• **RECORD EXCERPTS**
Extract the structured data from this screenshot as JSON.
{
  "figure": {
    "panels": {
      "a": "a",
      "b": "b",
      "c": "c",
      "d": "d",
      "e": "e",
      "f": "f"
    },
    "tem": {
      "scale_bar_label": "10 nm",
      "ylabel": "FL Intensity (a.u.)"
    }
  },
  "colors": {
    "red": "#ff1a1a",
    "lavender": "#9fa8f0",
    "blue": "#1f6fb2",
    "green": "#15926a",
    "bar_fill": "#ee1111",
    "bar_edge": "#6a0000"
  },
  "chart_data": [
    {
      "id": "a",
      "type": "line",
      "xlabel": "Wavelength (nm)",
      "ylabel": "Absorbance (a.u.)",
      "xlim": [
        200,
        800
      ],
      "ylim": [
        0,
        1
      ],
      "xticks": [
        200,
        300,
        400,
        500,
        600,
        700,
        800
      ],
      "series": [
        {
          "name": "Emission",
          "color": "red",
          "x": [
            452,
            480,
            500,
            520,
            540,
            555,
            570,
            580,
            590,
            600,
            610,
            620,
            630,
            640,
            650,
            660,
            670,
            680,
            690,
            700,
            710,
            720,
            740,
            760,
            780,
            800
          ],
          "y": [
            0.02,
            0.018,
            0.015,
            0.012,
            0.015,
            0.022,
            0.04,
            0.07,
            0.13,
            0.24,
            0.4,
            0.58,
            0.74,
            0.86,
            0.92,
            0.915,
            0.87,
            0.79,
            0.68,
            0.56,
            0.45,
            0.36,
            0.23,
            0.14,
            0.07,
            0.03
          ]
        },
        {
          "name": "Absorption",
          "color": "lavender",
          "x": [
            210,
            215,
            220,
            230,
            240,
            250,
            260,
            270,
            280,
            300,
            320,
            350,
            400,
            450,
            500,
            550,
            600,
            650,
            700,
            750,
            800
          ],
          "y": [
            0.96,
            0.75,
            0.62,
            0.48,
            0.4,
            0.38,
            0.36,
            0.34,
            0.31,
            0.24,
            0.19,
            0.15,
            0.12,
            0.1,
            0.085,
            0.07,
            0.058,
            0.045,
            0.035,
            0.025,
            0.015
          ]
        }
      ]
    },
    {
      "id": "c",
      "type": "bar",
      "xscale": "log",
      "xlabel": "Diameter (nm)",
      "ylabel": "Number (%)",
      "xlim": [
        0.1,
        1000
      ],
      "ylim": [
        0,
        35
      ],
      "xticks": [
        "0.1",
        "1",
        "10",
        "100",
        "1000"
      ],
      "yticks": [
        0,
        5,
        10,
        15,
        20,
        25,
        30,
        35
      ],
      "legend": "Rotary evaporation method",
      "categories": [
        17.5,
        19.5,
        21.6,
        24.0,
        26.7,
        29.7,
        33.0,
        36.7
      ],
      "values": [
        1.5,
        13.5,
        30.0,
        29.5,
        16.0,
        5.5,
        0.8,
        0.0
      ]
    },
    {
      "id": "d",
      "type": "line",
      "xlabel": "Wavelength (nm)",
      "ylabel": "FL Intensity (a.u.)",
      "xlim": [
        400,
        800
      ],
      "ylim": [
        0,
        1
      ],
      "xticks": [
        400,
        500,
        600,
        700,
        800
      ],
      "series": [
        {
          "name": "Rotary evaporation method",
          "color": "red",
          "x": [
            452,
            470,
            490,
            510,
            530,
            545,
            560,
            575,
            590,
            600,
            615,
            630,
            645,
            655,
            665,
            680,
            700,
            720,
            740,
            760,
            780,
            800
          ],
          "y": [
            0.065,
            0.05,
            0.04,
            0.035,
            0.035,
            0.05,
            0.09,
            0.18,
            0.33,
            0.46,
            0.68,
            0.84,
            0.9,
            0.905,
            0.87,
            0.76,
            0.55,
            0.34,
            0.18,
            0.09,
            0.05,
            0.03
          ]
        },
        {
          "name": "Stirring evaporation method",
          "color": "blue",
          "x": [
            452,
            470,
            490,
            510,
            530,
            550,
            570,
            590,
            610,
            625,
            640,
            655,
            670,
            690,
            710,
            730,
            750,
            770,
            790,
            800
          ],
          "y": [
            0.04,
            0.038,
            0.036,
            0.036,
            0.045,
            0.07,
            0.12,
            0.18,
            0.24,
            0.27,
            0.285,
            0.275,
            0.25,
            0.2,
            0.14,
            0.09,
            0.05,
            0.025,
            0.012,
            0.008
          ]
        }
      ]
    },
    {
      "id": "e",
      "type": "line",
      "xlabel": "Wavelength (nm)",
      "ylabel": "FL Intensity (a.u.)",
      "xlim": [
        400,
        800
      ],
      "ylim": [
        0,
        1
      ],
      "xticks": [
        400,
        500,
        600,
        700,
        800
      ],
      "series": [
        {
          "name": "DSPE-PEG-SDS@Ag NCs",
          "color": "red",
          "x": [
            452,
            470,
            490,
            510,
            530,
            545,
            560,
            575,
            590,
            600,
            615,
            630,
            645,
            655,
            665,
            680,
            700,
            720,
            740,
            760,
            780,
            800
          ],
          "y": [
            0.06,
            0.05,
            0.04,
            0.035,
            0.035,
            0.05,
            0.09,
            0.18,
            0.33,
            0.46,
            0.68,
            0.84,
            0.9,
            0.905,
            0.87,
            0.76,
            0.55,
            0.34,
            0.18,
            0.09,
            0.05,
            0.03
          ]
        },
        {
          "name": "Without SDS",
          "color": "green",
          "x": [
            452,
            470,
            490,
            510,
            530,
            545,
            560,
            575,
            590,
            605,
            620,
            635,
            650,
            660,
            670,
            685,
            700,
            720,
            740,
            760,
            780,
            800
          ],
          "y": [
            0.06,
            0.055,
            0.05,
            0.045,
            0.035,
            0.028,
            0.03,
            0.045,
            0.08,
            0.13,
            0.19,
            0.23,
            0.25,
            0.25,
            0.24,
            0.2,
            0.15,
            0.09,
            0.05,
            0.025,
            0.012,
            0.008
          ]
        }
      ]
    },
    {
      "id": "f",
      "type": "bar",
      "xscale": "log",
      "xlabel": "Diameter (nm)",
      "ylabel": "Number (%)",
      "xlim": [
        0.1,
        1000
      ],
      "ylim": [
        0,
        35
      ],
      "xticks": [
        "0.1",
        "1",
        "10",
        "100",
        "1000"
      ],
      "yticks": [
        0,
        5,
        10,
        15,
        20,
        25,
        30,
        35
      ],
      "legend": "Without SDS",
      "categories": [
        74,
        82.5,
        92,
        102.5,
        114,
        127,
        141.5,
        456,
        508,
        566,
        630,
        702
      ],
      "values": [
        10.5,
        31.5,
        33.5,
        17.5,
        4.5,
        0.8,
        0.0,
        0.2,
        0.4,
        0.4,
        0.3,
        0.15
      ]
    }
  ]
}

• **WRITTEN EXERCISE**
List all lines holding the string "name".

• **ANSWER IN FULL**
          "name": "Emission",
          "name": "Absorption",
          "name": "Rotary evaporation method",
          "name": "Stirring evaporation method",
          "name": "DSPE-PEG-SDS@Ag NCs",
          "name": "Without SDS",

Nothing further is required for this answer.